**Data for this exercise:**
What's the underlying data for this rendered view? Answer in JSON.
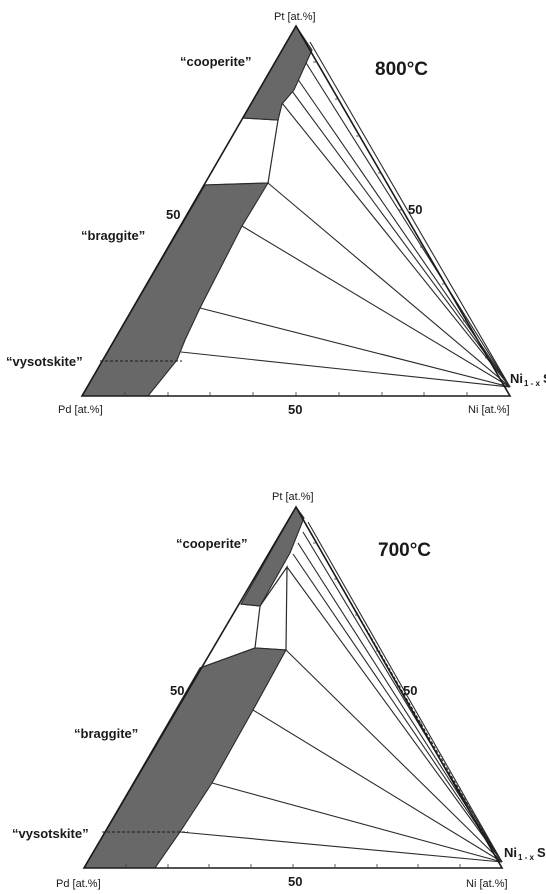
{
  "diagrams": [
    {
      "temperature": "800°C",
      "vertex_top": "Pt [at.%]",
      "vertex_left": "Pd [at.%]",
      "vertex_right": "Ni [at.%]",
      "fifty_left": "50",
      "fifty_right": "50",
      "fifty_bottom": "50",
      "phase_cooperite": "“cooperite”",
      "phase_braggite": "“braggite”",
      "phase_vysotskite": "“vysotskite”",
      "nis_base": "Ni",
      "nis_sub": "1 - x",
      "nis_tail": "S"
    },
    {
      "temperature": "700°C",
      "vertex_top": "Pt [at.%]",
      "vertex_left": "Pd [at.%]",
      "vertex_right": "Ni [at.%]",
      "fifty_left": "50",
      "fifty_right": "50",
      "fifty_bottom": "50",
      "phase_cooperite": "“cooperite”",
      "phase_braggite": "“braggite”",
      "phase_vysotskite": "“vysotskite”",
      "nis_base": "Ni",
      "nis_sub": "1 - x",
      "nis_tail": "S"
    }
  ]
}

**Instructions to follow:** Copy out all the data exactly; skip the pictures.

**Answer:**
What's the underlying data for this rendered view? Answer in JSON.
{
  "diagrams": [
    {
      "temperature": "800°C",
      "vertex_top": "Pt [at.%]",
      "vertex_left": "Pd [at.%]",
      "vertex_right": "Ni [at.%]",
      "fifty_left": "50",
      "fifty_right": "50",
      "fifty_bottom": "50",
      "phase_cooperite": "“cooperite”",
      "phase_braggite": "“braggite”",
      "phase_vysotskite": "“vysotskite”",
      "nis_base": "Ni",
      "nis_sub": "1 - x",
      "nis_tail": "S"
    },
    {
      "temperature": "700°C",
      "vertex_top": "Pt [at.%]",
      "vertex_left": "Pd [at.%]",
      "vertex_right": "Ni [at.%]",
      "fifty_left": "50",
      "fifty_right": "50",
      "fifty_bottom": "50",
      "phase_cooperite": "“cooperite”",
      "phase_braggite": "“braggite”",
      "phase_vysotskite": "“vysotskite”",
      "nis_base": "Ni",
      "nis_sub": "1 - x",
      "nis_tail": "S"
    }
  ]
}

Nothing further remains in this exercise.